Exercise aim = Exclude images, then output the remaining data verbatim.
-=-=-=-=-
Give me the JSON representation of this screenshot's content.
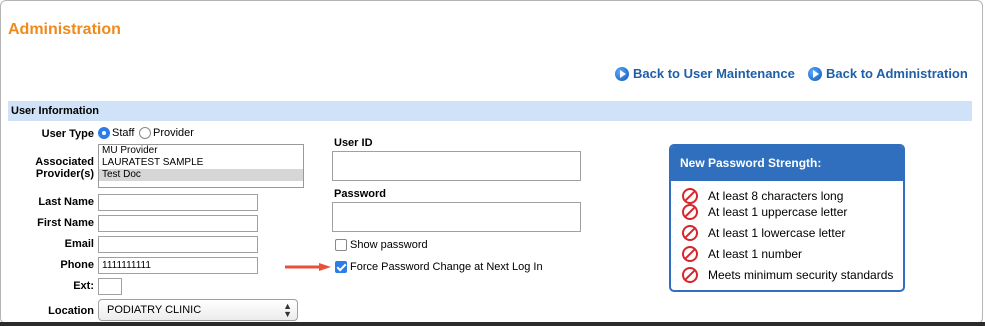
{
  "page": {
    "title": "Administration"
  },
  "nav": {
    "back_user_maintenance": "Back to User Maintenance",
    "back_administration": "Back to Administration"
  },
  "section": {
    "title": "User Information"
  },
  "form": {
    "user_type_label": "User Type",
    "user_type_options": [
      "Staff",
      "Provider"
    ],
    "user_type_selected": "Staff",
    "associated_providers_label": "Associated Provider(s)",
    "associated_providers": [
      "MU Provider",
      "LAURATEST SAMPLE",
      "Test Doc"
    ],
    "associated_provider_selected": "Test Doc",
    "last_name_label": "Last Name",
    "last_name_value": "",
    "first_name_label": "First Name",
    "first_name_value": "",
    "email_label": "Email",
    "email_value": "",
    "phone_label": "Phone",
    "phone_value": "1111111111",
    "ext_label": "Ext:",
    "ext_value": "",
    "location_label": "Location",
    "location_value": "PODIATRY CLINIC",
    "user_id_label": "User ID",
    "user_id_value": "",
    "password_label": "Password",
    "password_value": "",
    "show_password_label": "Show password",
    "show_password_checked": false,
    "force_change_label": "Force Password Change at Next Log In",
    "force_change_checked": true
  },
  "password_strength": {
    "title": "New Password Strength:",
    "rules": [
      "At least 8 characters long",
      "At least 1 uppercase letter",
      "At least 1 lowercase letter",
      "At least 1 number",
      "Meets minimum security standards"
    ],
    "status_icon": "prohibited-icon",
    "status_color": "#d7262b"
  },
  "colors": {
    "title": "#f08a1c",
    "link": "#1f5fa8",
    "section_bar": "#cfe2f7",
    "accent": "#2f6fbd",
    "annotation_arrow": "#e8503a"
  },
  "icons": {
    "nav_link": "circle-arrow-right-icon",
    "annotation": "red-arrow-icon"
  }
}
-=-=-=-=-
Written response =
Give me the JSON representation of this screenshot's content.
{
  "page": {
    "title": "Administration"
  },
  "nav": {
    "back_user_maintenance": "Back to User Maintenance",
    "back_administration": "Back to Administration"
  },
  "section": {
    "title": "User Information"
  },
  "form": {
    "user_type_label": "User Type",
    "user_type_options": [
      "Staff",
      "Provider"
    ],
    "user_type_selected": "Staff",
    "associated_providers_label": "Associated Provider(s)",
    "associated_providers": [
      "MU Provider",
      "LAURATEST SAMPLE",
      "Test Doc"
    ],
    "associated_provider_selected": "Test Doc",
    "last_name_label": "Last Name",
    "last_name_value": "",
    "first_name_label": "First Name",
    "first_name_value": "",
    "email_label": "Email",
    "email_value": "",
    "phone_label": "Phone",
    "phone_value": "1111111111",
    "ext_label": "Ext:",
    "ext_value": "",
    "location_label": "Location",
    "location_value": "PODIATRY CLINIC",
    "user_id_label": "User ID",
    "user_id_value": "",
    "password_label": "Password",
    "password_value": "",
    "show_password_label": "Show password",
    "show_password_checked": false,
    "force_change_label": "Force Password Change at Next Log In",
    "force_change_checked": true
  },
  "password_strength": {
    "title": "New Password Strength:",
    "rules": [
      "At least 8 characters long",
      "At least 1 uppercase letter",
      "At least 1 lowercase letter",
      "At least 1 number",
      "Meets minimum security standards"
    ],
    "status_icon": "prohibited-icon",
    "status_color": "#d7262b"
  },
  "colors": {
    "title": "#f08a1c",
    "link": "#1f5fa8",
    "section_bar": "#cfe2f7",
    "accent": "#2f6fbd",
    "annotation_arrow": "#e8503a"
  },
  "icons": {
    "nav_link": "circle-arrow-right-icon",
    "annotation": "red-arrow-icon"
  }
}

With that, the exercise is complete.